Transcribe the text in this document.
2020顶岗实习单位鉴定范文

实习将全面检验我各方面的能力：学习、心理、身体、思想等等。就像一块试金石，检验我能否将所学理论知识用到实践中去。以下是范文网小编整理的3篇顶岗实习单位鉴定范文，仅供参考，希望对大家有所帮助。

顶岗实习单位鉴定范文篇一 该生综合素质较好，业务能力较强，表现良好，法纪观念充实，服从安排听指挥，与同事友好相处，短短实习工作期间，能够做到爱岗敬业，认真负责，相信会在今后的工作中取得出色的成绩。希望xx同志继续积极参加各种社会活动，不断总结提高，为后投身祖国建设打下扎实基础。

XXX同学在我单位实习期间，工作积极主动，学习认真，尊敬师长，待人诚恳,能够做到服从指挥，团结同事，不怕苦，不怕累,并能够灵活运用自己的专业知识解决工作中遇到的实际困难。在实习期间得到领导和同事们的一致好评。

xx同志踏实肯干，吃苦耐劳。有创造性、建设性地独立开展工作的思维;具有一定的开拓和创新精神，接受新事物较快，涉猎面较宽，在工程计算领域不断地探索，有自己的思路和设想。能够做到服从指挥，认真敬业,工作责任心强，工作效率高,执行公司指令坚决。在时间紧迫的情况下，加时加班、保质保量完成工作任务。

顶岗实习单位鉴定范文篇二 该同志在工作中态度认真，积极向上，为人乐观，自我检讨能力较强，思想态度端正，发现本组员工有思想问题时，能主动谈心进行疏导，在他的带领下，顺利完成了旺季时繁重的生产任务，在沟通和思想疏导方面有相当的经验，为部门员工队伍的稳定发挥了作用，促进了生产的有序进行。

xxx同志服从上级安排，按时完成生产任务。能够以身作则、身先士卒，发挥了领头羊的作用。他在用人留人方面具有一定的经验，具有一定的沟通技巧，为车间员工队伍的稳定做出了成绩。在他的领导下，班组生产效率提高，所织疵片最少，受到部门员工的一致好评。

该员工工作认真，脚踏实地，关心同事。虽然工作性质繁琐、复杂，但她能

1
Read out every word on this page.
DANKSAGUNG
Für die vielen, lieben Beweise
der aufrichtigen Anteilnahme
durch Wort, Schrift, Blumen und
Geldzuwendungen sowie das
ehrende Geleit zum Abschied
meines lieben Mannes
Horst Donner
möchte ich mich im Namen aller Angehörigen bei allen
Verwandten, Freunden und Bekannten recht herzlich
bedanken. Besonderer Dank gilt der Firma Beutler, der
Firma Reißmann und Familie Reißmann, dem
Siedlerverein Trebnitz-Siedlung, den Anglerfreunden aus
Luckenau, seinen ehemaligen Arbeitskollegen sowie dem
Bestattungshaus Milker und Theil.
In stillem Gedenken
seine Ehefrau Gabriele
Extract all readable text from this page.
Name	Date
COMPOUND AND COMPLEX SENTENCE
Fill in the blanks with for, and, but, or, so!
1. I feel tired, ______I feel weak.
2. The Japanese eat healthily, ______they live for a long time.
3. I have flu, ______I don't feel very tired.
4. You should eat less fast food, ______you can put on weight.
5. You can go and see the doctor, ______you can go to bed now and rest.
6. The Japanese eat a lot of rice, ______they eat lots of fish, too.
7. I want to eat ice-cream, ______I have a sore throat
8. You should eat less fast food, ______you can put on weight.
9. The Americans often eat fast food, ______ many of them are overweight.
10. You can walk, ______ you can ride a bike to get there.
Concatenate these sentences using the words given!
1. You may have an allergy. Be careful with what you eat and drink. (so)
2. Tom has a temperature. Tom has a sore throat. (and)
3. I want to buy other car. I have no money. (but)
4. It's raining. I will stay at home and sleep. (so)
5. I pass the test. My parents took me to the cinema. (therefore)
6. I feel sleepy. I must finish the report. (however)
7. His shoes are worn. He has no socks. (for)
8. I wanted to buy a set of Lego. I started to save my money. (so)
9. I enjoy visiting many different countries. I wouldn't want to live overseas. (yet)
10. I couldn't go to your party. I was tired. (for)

*Your instructions*
Answer with one number: how many lines of the entries above include the word "live".

*Exercise result*
2